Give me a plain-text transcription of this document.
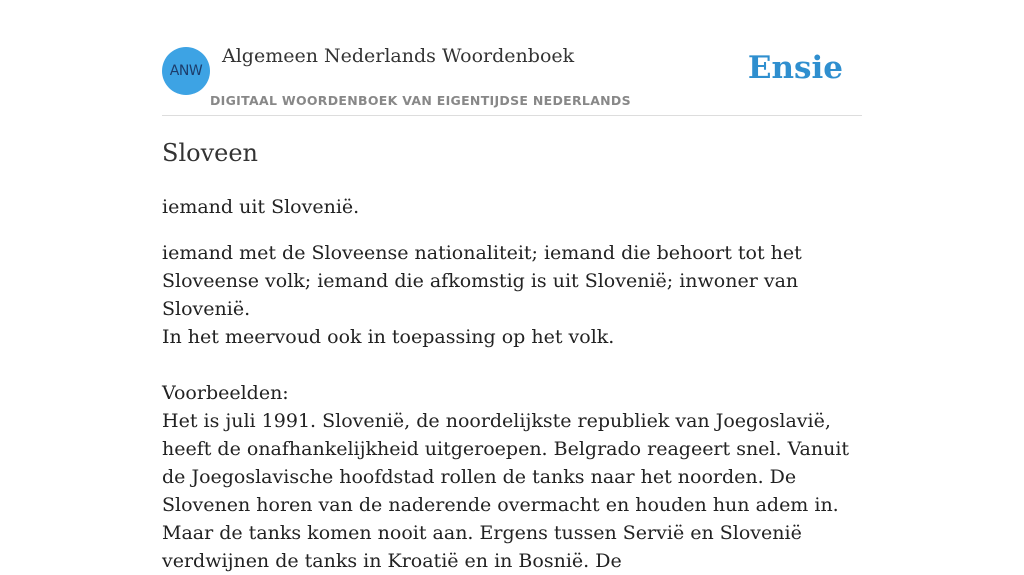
ANW
Algemeen Nederlands Woordenboek
DIGITAAL WOORDENBOEK VAN EIGENTIJDSE NEDERLANDS
Ensie
Sloveen

iemand uit Slovenië.

iemand met de Sloveense nationaliteit; iemand die behoort tot het Sloveense volk; iemand die afkomstig is uit Slovenië; inwoner van Slovenië.
In het meervoud ook in toepassing op het volk.
Voorbeelden:
Het is juli 1991. Slovenië, de noordelijkste republiek van Joegoslavië, heeft de onafhankelijkheid uitgeroepen. Belgrado reageert snel. Vanuit de Joegoslavische hoofdstad rollen de tanks naar het noorden. De Slovenen horen van de naderende overmacht en houden hun adem in. Maar de tanks komen nooit aan. Ergens tussen Servië en Slovenië verdwijnen de tanks in Kroatië en in Bosnië. De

::::::::

◆ **WHAT NEEDS TO BE DONE**
Omit every image. Quote each record exactly.

◆ **WRITTEN REPLY**
Give me a plain-text transcription of this document.
ANW
Algemeen Nederlands Woordenboek
DIGITAAL WOORDENBOEK VAN EIGENTIJDSE NEDERLANDS
Ensie
Sloveen

iemand uit Slovenië.

iemand met de Sloveense nationaliteit; iemand die behoort tot het Sloveense volk; iemand die afkomstig is uit Slovenië; inwoner van Slovenië.
In het meervoud ook in toepassing op het volk.
Voorbeelden:
Het is juli 1991. Slovenië, de noordelijkste republiek van Joegoslavië, heeft de onafhankelijkheid uitgeroepen. Belgrado reageert snel. Vanuit de Joegoslavische hoofdstad rollen de tanks naar het noorden. De Slovenen horen van de naderende overmacht en houden hun adem in. Maar de tanks komen nooit aan. Ergens tussen Servië en Slovenië verdwijnen de tanks in Kroatië en in Bosnië. De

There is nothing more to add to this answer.